OBJECTIVE:
Scan the entries below and extract each line with the word "Comments" in it.
--- --- ---
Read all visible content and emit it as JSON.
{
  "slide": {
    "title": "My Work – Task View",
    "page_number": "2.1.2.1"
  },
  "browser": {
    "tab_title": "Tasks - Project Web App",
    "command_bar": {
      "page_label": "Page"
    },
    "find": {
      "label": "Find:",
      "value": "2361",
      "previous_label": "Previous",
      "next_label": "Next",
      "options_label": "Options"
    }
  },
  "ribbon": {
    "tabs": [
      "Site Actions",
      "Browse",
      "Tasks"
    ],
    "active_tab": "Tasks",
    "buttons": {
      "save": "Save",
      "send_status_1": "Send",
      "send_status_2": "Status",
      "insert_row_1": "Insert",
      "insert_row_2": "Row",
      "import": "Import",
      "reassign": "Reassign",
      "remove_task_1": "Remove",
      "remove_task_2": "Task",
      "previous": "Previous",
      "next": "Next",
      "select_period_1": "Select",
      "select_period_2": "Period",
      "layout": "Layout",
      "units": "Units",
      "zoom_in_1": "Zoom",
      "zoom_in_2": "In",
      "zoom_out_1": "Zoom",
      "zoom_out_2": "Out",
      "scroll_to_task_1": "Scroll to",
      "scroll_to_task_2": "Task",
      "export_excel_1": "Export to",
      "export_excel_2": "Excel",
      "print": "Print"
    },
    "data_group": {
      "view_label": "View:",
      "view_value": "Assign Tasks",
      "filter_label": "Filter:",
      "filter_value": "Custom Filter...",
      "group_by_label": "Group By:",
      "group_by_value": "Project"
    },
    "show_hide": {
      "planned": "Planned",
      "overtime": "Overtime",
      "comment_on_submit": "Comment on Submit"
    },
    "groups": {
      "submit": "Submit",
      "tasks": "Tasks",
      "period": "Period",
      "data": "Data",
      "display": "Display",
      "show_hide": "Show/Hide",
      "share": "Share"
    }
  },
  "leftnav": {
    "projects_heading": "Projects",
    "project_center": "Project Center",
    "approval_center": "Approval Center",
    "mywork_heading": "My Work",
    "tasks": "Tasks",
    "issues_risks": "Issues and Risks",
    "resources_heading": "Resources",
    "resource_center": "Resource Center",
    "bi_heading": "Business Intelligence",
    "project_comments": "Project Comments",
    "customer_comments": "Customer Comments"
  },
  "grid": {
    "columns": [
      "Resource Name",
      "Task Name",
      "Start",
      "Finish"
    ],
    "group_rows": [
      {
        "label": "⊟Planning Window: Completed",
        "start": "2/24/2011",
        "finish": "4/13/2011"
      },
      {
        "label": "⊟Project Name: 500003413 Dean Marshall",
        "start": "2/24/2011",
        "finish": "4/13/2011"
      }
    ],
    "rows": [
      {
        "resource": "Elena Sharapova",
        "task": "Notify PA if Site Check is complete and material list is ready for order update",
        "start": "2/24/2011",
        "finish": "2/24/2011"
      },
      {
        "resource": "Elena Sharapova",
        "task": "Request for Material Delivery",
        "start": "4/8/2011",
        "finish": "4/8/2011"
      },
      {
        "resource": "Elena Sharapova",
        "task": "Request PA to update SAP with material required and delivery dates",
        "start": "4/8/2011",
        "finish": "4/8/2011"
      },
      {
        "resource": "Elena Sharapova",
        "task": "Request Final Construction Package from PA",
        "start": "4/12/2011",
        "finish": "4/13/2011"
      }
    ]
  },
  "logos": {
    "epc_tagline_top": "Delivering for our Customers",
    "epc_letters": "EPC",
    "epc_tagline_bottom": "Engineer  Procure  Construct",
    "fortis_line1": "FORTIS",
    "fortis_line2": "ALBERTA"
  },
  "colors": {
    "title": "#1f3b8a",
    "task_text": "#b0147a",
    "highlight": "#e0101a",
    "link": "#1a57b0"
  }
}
--- --- ---
EXERCISE OUTPUT:
    "project_comments": "Project Comments",
    "customer_comments": "Customer Comments"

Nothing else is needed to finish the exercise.